# [Passage to read]
········

Marquise Brown was not merely small. He was painfully thin, a Lilliputian in a land of mammoths.
A few years ago, those notions would have prompted guffaws from even the staunchest supporters of the then-130-pound stick figure. The first round of the NFL draft is inevitably stocked with athletes who've been the biggest and most acclaimed since they were 10 years old. That was not Marquise Brown.
Which helps explain the tears that streamed down his face Thursday night after the Ravens drafted him No. 25 overall. He had made the fantasy real.
“I told myself, ‘I’m not going to cry,’ ” Brown said Friday, wearing a sharply tailored blue suit for his introductory news conference at the Ravens’ headquarters in Owings Mills. “I don’t know how I let it happen, but it was a testament to everything I’ve been through. It was a lot of hard work, and I know this is just the beginning.”
Brown, 21, is an unusually important pick for the Ravens. If he's as thrilling as many project, he could reverse the franchise's tortured history with wide receivers and provide a vital lifeline in the development of second-year quarterback Lamar Jackson. He could also go down as an early jewel on the resume of first-year general manager Eric DeCosta.
“You’re my first pick as a GM, so you and I are going to be joined at the hip,” DeCosta told him Thursday night when he phoned to tell Brown he was about to become a Raven. “We’re in this together.”

········

# [Extracted records]
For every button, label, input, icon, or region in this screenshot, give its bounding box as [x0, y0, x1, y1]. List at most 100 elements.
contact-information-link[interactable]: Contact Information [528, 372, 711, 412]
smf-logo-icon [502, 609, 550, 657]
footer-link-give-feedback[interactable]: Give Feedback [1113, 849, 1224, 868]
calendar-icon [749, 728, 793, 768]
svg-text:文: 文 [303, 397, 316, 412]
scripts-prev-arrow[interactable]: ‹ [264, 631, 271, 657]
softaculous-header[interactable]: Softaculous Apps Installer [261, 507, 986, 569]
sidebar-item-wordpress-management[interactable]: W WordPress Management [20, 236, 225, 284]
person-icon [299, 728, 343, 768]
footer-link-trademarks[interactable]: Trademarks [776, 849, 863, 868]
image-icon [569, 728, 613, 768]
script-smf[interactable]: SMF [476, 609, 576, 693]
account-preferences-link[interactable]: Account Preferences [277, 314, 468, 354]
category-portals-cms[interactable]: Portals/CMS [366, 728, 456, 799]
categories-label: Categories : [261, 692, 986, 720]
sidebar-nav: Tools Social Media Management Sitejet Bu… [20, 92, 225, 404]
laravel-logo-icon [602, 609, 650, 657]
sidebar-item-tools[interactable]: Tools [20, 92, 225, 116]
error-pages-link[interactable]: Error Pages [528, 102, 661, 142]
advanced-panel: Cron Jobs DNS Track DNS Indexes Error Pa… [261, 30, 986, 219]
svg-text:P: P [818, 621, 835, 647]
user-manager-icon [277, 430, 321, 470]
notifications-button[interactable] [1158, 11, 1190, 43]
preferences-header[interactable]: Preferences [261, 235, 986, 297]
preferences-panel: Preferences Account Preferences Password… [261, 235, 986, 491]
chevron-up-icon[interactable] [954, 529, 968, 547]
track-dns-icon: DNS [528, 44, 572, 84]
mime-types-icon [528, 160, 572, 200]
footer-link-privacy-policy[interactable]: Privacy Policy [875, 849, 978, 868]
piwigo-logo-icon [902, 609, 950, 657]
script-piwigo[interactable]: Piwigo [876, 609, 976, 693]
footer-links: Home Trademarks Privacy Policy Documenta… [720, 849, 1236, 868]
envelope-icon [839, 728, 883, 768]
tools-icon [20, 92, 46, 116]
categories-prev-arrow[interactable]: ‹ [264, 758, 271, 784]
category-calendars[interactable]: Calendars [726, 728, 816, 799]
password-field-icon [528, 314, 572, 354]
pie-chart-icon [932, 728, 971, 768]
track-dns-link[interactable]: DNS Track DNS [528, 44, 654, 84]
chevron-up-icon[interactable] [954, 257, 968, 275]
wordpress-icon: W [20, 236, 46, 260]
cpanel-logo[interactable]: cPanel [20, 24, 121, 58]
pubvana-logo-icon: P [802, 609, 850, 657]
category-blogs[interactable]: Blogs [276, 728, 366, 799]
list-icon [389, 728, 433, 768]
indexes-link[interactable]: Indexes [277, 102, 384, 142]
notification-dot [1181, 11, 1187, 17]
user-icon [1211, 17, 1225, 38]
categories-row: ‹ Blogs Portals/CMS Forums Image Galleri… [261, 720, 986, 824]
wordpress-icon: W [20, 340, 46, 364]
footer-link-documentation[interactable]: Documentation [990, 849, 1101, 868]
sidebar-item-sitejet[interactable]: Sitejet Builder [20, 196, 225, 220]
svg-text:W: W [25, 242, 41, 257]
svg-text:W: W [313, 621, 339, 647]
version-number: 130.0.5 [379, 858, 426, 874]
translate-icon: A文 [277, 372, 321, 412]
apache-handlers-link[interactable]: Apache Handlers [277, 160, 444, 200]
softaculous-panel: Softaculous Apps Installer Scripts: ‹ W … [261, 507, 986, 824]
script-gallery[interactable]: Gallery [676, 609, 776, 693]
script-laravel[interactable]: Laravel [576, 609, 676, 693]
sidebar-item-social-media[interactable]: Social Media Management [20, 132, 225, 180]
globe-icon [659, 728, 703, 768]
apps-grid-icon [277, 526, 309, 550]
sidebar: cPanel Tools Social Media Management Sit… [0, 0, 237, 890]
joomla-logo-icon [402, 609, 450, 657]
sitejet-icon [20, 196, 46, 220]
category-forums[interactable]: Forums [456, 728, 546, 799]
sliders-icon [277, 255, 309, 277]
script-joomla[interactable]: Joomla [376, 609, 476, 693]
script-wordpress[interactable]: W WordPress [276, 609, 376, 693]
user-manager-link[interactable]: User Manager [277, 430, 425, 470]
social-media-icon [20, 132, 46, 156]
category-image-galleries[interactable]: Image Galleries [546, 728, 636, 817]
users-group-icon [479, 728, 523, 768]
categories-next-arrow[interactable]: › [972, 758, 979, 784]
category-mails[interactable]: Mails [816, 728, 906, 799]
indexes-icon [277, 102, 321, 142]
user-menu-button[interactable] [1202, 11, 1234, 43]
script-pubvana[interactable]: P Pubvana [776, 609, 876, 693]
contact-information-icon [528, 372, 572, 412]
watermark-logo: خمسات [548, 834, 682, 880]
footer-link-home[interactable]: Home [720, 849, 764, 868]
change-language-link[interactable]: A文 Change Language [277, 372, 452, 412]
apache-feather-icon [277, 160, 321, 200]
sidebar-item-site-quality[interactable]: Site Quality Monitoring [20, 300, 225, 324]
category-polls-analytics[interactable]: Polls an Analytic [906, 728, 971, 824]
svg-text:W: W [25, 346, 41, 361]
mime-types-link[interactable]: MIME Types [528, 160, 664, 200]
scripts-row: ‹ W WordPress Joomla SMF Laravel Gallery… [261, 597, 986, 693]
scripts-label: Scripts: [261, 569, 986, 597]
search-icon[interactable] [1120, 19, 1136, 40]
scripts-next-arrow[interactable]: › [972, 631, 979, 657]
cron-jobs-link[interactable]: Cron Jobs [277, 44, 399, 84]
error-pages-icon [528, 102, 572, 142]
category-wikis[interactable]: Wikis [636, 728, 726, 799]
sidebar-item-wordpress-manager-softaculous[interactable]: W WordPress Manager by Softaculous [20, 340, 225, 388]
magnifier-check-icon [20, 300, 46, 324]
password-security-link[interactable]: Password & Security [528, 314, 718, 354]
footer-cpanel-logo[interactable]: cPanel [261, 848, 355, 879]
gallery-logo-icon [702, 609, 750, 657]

········

# [To-do list]
A: Please answer these questions using the Marquise Brown article above:
(i) At what overall number did the Ravens draft Brown?
(ii) Where did Brown hold his introductory news conference?
(iii) Which second-year quarterback does the article name?
B: Resume the Marquise Brown article, picking up right after its last sentence.

# [Set of answers]
A:
(i) No. 25
(ii) At the Ravens' headquarters in Owings Mills
(iii) Lamar Jackson

B:
DeCosta promised to take big swings as he sought a game-breaking receiver, and he made good on his word by selecting Brown. The former Oklahoma star ranked among the fastest, most productive playmakers in college football last year, but at 5 feet 9 and 166 pounds, he would redefine the accepted physical parameters for a star receiver in the NFL. Even his cousin, Antonio Brown — no giant at 5-10 and 181 pounds — is noticeably bulkier.
Brown’s statistics at Oklahoma portray the dilemma. According to Pro Football Focus, he got open more than any top receiver in college football over the past two seasons and forced more missed tackles in 2018 than all but one of his fellow receiver prospects in this year’s draft. But he made just three contested catches last season, least among the highly rated receivers. Skeptics ask how such a player will perform in the NFL, where defensive backs are larger and harder to escape.
Of course, Brown has heard concerns about his stature since pee-wee football. He’s always been small.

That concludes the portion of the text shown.